### [What to work on]
Search the material and gather each line with "females" in it.

### [Records provided]
+++
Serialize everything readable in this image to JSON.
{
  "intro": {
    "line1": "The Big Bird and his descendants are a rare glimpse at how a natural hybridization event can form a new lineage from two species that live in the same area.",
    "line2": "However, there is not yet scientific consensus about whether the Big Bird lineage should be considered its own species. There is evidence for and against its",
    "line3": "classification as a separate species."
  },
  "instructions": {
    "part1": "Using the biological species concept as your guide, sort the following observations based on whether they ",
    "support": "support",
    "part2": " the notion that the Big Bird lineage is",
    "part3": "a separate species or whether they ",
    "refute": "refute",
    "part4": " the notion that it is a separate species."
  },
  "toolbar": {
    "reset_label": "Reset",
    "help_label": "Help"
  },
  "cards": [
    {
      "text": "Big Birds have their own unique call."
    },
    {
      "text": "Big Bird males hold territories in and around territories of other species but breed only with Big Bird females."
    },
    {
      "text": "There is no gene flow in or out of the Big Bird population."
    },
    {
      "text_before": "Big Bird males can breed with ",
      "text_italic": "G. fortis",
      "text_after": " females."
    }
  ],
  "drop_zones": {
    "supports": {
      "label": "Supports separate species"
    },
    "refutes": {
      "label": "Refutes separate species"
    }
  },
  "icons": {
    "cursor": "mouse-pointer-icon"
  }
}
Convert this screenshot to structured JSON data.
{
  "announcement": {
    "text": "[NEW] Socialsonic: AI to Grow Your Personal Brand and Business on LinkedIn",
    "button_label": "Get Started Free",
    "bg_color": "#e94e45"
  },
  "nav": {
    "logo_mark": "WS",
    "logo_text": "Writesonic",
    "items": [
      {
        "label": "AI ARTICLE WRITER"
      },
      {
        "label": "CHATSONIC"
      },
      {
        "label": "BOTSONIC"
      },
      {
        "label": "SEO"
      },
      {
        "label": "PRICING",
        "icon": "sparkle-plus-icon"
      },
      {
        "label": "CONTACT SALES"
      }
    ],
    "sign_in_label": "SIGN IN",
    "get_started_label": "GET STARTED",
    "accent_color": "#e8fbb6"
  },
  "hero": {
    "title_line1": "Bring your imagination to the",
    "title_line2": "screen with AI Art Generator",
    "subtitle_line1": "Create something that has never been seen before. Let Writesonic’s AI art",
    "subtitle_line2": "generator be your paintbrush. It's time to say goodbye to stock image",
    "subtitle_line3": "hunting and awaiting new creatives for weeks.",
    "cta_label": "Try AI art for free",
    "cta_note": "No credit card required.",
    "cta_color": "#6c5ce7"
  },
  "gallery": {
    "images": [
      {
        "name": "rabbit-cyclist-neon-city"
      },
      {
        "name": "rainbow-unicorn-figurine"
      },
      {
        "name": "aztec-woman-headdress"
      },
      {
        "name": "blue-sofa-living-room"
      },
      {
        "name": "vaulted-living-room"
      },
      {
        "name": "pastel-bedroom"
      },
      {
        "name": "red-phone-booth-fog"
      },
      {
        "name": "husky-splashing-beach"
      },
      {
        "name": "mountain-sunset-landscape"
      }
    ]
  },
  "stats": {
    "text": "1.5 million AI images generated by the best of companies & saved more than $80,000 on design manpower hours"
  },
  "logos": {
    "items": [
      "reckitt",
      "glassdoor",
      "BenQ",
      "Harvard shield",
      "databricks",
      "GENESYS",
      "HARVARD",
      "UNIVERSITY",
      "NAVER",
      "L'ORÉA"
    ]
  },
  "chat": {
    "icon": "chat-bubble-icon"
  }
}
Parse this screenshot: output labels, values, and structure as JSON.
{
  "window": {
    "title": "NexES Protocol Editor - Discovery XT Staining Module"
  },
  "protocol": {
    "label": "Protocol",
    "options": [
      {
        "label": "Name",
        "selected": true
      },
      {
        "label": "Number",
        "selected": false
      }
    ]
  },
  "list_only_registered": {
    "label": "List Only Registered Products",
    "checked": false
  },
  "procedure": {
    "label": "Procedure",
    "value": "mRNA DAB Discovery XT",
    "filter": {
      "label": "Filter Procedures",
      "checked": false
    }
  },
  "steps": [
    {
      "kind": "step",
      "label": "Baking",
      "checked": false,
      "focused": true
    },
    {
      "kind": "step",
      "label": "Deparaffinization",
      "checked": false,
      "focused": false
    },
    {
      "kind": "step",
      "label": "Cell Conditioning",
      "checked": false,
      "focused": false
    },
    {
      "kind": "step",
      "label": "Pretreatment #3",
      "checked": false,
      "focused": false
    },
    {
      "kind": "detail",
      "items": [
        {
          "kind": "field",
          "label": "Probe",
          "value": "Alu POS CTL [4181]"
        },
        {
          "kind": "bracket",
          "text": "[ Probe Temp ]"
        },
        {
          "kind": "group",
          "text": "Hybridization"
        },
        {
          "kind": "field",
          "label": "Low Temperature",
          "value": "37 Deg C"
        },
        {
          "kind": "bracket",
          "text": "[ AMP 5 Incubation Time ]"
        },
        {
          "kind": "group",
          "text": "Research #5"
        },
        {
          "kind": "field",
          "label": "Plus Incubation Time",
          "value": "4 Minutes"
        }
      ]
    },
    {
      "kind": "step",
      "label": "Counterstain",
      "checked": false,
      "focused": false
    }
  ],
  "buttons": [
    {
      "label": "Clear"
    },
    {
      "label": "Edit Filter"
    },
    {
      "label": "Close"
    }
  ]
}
+++
### [Exercise solution]
      "text": "Big Bird males hold territories in and around territories of other species but breed only with Big Bird females."
      "text_after": " females."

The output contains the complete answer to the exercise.